● **YOUR TASK**:
Copy each line holding the string "перемещении".

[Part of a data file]

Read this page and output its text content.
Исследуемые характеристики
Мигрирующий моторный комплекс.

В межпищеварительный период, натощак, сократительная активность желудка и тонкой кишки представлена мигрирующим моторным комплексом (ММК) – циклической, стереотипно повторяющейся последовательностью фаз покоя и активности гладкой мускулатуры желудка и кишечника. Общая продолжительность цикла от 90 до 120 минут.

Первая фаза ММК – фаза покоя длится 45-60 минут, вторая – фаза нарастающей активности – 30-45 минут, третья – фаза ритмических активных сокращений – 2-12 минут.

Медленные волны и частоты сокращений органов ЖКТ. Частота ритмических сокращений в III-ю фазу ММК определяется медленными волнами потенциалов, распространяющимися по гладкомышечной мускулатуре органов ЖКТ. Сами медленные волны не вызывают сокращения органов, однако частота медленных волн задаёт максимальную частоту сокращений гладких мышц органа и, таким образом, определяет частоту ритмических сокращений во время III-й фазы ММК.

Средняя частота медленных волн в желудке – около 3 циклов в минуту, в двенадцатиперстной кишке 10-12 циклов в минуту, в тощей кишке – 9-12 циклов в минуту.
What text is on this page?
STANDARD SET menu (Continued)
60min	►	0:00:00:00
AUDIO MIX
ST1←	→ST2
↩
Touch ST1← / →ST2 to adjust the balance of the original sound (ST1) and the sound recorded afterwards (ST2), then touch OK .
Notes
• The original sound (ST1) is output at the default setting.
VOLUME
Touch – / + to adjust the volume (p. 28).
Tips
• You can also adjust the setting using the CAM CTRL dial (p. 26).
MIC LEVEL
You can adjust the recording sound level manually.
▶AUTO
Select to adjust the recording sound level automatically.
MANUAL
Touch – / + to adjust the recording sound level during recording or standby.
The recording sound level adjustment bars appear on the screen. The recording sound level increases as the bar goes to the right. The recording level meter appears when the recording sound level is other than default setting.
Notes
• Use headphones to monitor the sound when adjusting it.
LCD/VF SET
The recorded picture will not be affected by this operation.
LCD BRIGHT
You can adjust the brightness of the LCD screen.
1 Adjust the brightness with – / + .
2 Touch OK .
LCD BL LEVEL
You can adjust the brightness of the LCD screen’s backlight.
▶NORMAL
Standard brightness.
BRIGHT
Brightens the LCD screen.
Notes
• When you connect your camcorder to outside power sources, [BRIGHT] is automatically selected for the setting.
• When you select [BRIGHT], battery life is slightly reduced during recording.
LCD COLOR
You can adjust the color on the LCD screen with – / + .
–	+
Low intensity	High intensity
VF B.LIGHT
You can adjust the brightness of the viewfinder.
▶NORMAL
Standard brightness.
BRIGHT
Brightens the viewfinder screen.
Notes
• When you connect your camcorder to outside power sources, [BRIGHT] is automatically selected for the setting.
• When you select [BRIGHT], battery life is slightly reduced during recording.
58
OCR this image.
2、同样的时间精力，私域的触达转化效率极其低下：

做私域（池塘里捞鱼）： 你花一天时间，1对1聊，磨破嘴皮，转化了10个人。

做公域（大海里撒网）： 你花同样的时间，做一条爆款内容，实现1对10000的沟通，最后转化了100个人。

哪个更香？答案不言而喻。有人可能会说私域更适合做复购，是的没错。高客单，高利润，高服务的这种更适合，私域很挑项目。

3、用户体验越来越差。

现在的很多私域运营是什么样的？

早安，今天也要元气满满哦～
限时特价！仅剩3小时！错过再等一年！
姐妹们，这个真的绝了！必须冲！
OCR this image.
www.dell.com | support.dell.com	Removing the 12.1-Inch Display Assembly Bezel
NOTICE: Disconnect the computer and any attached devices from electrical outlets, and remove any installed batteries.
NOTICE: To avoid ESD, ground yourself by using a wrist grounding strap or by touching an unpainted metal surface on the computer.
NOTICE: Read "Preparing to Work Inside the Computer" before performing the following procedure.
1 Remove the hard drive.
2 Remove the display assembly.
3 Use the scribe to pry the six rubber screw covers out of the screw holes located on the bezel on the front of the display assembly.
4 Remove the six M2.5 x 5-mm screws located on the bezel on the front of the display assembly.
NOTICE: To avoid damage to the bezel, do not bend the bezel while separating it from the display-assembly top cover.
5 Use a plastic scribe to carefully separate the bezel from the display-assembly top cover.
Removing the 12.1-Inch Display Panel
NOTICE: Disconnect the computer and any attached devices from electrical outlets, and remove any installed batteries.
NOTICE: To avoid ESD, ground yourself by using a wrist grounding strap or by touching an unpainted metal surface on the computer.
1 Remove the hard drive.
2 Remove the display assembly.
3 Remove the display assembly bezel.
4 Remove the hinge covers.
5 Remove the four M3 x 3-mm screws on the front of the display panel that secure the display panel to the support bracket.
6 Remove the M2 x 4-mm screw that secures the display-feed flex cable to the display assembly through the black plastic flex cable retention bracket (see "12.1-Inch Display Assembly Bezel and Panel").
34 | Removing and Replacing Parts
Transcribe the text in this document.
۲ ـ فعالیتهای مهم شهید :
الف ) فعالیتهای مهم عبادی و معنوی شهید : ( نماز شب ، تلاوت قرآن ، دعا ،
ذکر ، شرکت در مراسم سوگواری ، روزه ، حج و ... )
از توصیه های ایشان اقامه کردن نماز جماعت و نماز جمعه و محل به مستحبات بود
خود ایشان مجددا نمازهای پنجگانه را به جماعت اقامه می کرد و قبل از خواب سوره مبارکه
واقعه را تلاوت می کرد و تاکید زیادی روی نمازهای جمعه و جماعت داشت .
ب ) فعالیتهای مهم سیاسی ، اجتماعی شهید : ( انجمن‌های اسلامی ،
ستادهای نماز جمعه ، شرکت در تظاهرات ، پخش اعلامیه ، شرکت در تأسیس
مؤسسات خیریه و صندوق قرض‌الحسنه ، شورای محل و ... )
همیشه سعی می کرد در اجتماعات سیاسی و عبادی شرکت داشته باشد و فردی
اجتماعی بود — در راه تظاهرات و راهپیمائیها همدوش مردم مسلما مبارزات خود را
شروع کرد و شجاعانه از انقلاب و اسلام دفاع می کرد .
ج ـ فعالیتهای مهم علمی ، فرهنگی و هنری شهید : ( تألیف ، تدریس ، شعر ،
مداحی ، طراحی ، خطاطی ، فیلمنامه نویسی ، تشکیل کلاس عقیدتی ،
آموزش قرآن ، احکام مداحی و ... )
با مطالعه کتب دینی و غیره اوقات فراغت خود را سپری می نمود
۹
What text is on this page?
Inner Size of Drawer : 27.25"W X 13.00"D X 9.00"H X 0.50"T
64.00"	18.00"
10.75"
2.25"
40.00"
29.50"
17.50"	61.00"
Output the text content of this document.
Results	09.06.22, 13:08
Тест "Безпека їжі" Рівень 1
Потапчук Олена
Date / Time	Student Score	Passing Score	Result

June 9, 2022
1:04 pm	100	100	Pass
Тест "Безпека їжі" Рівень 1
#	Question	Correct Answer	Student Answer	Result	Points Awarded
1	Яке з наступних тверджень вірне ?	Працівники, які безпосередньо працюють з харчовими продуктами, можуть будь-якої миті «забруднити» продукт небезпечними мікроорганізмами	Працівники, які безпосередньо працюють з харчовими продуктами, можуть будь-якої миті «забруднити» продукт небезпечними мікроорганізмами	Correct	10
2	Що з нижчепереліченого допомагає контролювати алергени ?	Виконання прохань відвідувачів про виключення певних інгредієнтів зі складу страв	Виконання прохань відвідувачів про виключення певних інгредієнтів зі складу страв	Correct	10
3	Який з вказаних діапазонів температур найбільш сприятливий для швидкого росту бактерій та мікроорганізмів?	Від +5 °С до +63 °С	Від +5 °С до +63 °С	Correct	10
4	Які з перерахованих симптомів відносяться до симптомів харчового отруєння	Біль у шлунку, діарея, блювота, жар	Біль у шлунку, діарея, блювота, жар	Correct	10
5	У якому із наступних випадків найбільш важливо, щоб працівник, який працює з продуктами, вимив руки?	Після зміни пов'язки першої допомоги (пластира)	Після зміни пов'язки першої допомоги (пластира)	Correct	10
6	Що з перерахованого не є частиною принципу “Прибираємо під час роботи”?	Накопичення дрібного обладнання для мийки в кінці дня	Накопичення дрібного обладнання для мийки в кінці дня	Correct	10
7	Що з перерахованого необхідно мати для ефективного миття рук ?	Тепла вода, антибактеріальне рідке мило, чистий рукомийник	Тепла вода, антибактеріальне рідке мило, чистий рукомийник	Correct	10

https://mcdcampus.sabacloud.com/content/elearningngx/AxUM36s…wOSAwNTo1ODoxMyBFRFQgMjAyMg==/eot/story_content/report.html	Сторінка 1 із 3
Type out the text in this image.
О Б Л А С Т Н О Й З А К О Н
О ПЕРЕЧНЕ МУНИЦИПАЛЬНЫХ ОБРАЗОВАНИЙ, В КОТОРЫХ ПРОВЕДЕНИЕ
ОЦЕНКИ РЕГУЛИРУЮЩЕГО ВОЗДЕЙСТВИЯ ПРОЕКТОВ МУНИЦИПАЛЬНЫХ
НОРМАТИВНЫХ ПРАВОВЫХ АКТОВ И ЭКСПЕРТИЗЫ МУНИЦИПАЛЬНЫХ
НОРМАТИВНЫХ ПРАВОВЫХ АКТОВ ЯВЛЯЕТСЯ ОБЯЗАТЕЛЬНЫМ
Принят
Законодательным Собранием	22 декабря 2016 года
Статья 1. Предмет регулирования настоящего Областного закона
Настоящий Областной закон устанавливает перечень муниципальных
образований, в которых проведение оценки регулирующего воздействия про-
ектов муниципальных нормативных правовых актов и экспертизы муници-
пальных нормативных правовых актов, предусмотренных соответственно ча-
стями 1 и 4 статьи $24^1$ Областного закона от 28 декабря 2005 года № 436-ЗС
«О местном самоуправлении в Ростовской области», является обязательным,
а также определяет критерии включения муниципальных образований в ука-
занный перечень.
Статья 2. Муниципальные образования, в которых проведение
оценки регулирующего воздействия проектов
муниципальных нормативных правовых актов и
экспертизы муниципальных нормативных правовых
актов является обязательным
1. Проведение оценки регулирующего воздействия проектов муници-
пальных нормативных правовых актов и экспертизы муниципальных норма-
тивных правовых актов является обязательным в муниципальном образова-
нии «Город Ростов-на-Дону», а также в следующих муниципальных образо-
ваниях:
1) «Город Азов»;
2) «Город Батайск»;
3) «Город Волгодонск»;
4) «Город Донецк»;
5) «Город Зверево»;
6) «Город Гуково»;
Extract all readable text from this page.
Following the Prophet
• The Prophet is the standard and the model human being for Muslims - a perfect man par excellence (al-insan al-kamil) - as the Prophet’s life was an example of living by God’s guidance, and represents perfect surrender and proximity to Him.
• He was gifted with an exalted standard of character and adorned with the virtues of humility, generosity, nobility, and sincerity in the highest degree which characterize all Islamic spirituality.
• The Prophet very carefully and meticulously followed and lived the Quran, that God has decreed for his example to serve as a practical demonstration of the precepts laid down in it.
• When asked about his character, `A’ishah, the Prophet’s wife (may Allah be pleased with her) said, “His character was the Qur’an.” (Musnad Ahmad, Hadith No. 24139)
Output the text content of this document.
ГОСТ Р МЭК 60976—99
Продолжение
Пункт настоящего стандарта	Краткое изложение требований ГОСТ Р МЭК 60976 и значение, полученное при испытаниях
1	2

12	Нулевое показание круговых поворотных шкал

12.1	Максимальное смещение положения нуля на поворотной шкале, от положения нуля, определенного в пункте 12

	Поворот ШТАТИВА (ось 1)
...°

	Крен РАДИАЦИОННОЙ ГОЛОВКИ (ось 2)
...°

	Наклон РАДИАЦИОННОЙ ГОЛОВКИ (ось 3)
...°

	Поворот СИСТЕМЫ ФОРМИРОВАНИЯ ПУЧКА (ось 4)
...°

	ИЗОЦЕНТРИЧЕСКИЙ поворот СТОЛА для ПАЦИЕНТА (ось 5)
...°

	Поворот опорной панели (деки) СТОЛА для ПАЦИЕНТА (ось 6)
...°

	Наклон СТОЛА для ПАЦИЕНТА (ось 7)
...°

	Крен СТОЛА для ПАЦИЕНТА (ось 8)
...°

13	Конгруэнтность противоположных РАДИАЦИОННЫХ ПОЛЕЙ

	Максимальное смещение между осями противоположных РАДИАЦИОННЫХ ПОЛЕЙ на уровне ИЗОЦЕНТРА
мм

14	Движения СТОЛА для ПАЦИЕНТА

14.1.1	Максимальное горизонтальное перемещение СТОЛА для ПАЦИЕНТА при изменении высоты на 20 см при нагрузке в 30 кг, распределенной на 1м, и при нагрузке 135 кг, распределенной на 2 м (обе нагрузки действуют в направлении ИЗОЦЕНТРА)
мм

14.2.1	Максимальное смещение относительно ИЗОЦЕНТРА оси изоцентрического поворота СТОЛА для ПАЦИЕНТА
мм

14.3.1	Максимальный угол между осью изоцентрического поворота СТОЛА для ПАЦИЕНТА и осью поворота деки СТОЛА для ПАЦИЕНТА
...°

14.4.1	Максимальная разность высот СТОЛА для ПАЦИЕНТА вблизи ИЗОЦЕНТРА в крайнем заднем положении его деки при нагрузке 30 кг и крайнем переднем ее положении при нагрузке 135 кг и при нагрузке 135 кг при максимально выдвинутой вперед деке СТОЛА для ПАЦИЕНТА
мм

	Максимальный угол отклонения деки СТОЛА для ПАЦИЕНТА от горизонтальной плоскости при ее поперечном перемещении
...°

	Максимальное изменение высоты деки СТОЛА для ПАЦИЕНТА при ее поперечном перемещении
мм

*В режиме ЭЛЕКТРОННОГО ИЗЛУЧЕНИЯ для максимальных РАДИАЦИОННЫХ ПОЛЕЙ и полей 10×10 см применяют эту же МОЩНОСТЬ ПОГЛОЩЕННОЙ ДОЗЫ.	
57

● **ANSWER TO THE EXERCISE**:
	Максимальный угол отклонения деки СТОЛА для ПАЦИЕНТА от горизонтальной плоскости при ее поперечном перемещении
	Максимальное изменение высоты деки СТОЛА для ПАЦИЕНТА при ее поперечном перемещении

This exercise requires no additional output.